(Extracted entries):

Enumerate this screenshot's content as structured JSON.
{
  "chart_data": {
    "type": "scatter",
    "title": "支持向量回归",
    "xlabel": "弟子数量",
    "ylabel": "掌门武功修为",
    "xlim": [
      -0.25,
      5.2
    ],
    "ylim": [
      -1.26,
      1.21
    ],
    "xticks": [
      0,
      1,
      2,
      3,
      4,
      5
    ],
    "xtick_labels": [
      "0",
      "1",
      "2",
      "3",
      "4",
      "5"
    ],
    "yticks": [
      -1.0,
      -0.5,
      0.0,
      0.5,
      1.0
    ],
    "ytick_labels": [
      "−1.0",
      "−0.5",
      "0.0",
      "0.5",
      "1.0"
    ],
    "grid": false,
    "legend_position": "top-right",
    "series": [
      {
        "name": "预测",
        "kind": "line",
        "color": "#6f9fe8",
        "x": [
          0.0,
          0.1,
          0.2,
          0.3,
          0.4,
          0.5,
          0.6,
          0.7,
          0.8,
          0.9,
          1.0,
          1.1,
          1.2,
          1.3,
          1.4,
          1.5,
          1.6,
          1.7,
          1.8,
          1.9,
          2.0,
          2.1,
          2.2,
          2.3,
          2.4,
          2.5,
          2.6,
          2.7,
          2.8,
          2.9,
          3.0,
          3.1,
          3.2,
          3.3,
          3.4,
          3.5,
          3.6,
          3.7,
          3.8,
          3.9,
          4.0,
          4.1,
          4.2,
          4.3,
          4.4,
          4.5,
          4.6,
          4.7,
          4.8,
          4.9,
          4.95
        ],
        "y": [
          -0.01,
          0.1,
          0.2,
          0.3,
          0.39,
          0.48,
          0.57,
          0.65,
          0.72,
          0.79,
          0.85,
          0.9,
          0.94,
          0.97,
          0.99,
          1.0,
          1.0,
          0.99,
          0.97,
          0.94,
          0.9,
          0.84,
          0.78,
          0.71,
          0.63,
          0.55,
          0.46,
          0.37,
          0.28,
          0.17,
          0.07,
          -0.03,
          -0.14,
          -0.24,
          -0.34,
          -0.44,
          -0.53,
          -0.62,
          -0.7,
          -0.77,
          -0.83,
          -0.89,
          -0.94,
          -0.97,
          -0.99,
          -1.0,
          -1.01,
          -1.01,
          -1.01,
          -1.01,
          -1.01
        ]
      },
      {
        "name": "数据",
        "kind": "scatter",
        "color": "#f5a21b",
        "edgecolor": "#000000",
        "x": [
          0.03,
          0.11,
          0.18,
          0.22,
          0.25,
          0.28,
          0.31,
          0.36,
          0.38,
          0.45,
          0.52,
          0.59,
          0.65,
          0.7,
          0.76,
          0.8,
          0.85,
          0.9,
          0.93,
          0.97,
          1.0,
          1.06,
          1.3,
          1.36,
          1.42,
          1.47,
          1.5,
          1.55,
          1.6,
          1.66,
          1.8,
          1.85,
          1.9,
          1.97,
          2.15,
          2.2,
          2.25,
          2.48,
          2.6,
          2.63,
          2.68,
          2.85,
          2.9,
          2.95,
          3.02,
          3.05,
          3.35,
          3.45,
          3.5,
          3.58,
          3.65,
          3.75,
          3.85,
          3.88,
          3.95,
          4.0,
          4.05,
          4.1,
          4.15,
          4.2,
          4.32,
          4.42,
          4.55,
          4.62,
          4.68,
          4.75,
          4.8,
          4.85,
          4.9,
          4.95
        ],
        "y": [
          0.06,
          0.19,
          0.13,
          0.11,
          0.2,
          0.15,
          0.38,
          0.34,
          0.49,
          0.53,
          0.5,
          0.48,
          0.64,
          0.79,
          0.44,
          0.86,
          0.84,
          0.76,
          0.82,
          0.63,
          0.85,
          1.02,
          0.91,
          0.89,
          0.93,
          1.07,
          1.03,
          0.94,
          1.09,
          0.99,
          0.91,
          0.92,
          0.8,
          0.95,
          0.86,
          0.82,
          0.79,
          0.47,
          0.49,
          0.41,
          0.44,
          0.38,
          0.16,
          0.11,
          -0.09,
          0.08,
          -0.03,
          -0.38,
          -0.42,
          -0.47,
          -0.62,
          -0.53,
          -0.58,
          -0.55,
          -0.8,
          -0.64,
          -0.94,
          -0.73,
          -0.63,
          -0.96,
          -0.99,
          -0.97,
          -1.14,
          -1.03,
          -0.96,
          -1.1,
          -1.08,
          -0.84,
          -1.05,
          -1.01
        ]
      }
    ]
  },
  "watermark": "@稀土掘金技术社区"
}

(Description of the task): Copy each record from above exactly, and include every line.

(Exercise answer):
Enumerate this screenshot's content as structured JSON.
{
  "chart_data": {
    "type": "scatter",
    "title": "支持向量回归",
    "xlabel": "弟子数量",
    "ylabel": "掌门武功修为",
    "xlim": [
      -0.25,
      5.2
    ],
    "ylim": [
      -1.26,
      1.21
    ],
    "xticks": [
      0,
      1,
      2,
      3,
      4,
      5
    ],
    "xtick_labels": [
      "0",
      "1",
      "2",
      "3",
      "4",
      "5"
    ],
    "yticks": [
      -1.0,
      -0.5,
      0.0,
      0.5,
      1.0
    ],
    "ytick_labels": [
      "−1.0",
      "−0.5",
      "0.0",
      "0.5",
      "1.0"
    ],
    "grid": false,
    "legend_position": "top-right",
    "series": [
      {
        "name": "预测",
        "kind": "line",
        "color": "#6f9fe8",
        "x": [
          0.0,
          0.1,
          0.2,
          0.3,
          0.4,
          0.5,
          0.6,
          0.7,
          0.8,
          0.9,
          1.0,
          1.1,
          1.2,
          1.3,
          1.4,
          1.5,
          1.6,
          1.7,
          1.8,
          1.9,
          2.0,
          2.1,
          2.2,
          2.3,
          2.4,
          2.5,
          2.6,
          2.7,
          2.8,
          2.9,
          3.0,
          3.1,
          3.2,
          3.3,
          3.4,
          3.5,
          3.6,
          3.7,
          3.8,
          3.9,
          4.0,
          4.1,
          4.2,
          4.3,
          4.4,
          4.5,
          4.6,
          4.7,
          4.8,
          4.9,
          4.95
        ],
        "y": [
          -0.01,
          0.1,
          0.2,
          0.3,
          0.39,
          0.48,
          0.57,
          0.65,
          0.72,
          0.79,
          0.85,
          0.9,
          0.94,
          0.97,
          0.99,
          1.0,
          1.0,
          0.99,
          0.97,
          0.94,
          0.9,
          0.84,
          0.78,
          0.71,
          0.63,
          0.55,
          0.46,
          0.37,
          0.28,
          0.17,
          0.07,
          -0.03,
          -0.14,
          -0.24,
          -0.34,
          -0.44,
          -0.53,
          -0.62,
          -0.7,
          -0.77,
          -0.83,
          -0.89,
          -0.94,
          -0.97,
          -0.99,
          -1.0,
          -1.01,
          -1.01,
          -1.01,
          -1.01,
          -1.01
        ]
      },
      {
        "name": "数据",
        "kind": "scatter",
        "color": "#f5a21b",
        "edgecolor": "#000000",
        "x": [
          0.03,
          0.11,
          0.18,
          0.22,
          0.25,
          0.28,
          0.31,
          0.36,
          0.38,
          0.45,
          0.52,
          0.59,
          0.65,
          0.7,
          0.76,
          0.8,
          0.85,
          0.9,
          0.93,
          0.97,
          1.0,
          1.06,
          1.3,
          1.36,
          1.42,
          1.47,
          1.5,
          1.55,
          1.6,
          1.66,
          1.8,
          1.85,
          1.9,
          1.97,
          2.15,
          2.2,
          2.25,
          2.48,
          2.6,
          2.63,
          2.68,
          2.85,
          2.9,
          2.95,
          3.02,
          3.05,
          3.35,
          3.45,
          3.5,
          3.58,
          3.65,
          3.75,
          3.85,
          3.88,
          3.95,
          4.0,
          4.05,
          4.1,
          4.15,
          4.2,
          4.32,
          4.42,
          4.55,
          4.62,
          4.68,
          4.75,
          4.8,
          4.85,
          4.9,
          4.95
        ],
        "y": [
          0.06,
          0.19,
          0.13,
          0.11,
          0.2,
          0.15,
          0.38,
          0.34,
          0.49,
          0.53,
          0.5,
          0.48,
          0.64,
          0.79,
          0.44,
          0.86,
          0.84,
          0.76,
          0.82,
          0.63,
          0.85,
          1.02,
          0.91,
          0.89,
          0.93,
          1.07,
          1.03,
          0.94,
          1.09,
          0.99,
          0.91,
          0.92,
          0.8,
          0.95,
          0.86,
          0.82,
          0.79,
          0.47,
          0.49,
          0.41,
          0.44,
          0.38,
          0.16,
          0.11,
          -0.09,
          0.08,
          -0.03,
          -0.38,
          -0.42,
          -0.47,
          -0.62,
          -0.53,
          -0.58,
          -0.55,
          -0.8,
          -0.64,
          -0.94,
          -0.73,
          -0.63,
          -0.96,
          -0.99,
          -0.97,
          -1.14,
          -1.03,
          -0.96,
          -1.1,
          -1.08,
          -0.84,
          -1.05,
          -1.01
        ]
      }
    ]
  },
  "watermark": "@稀土掘金技术社区"
}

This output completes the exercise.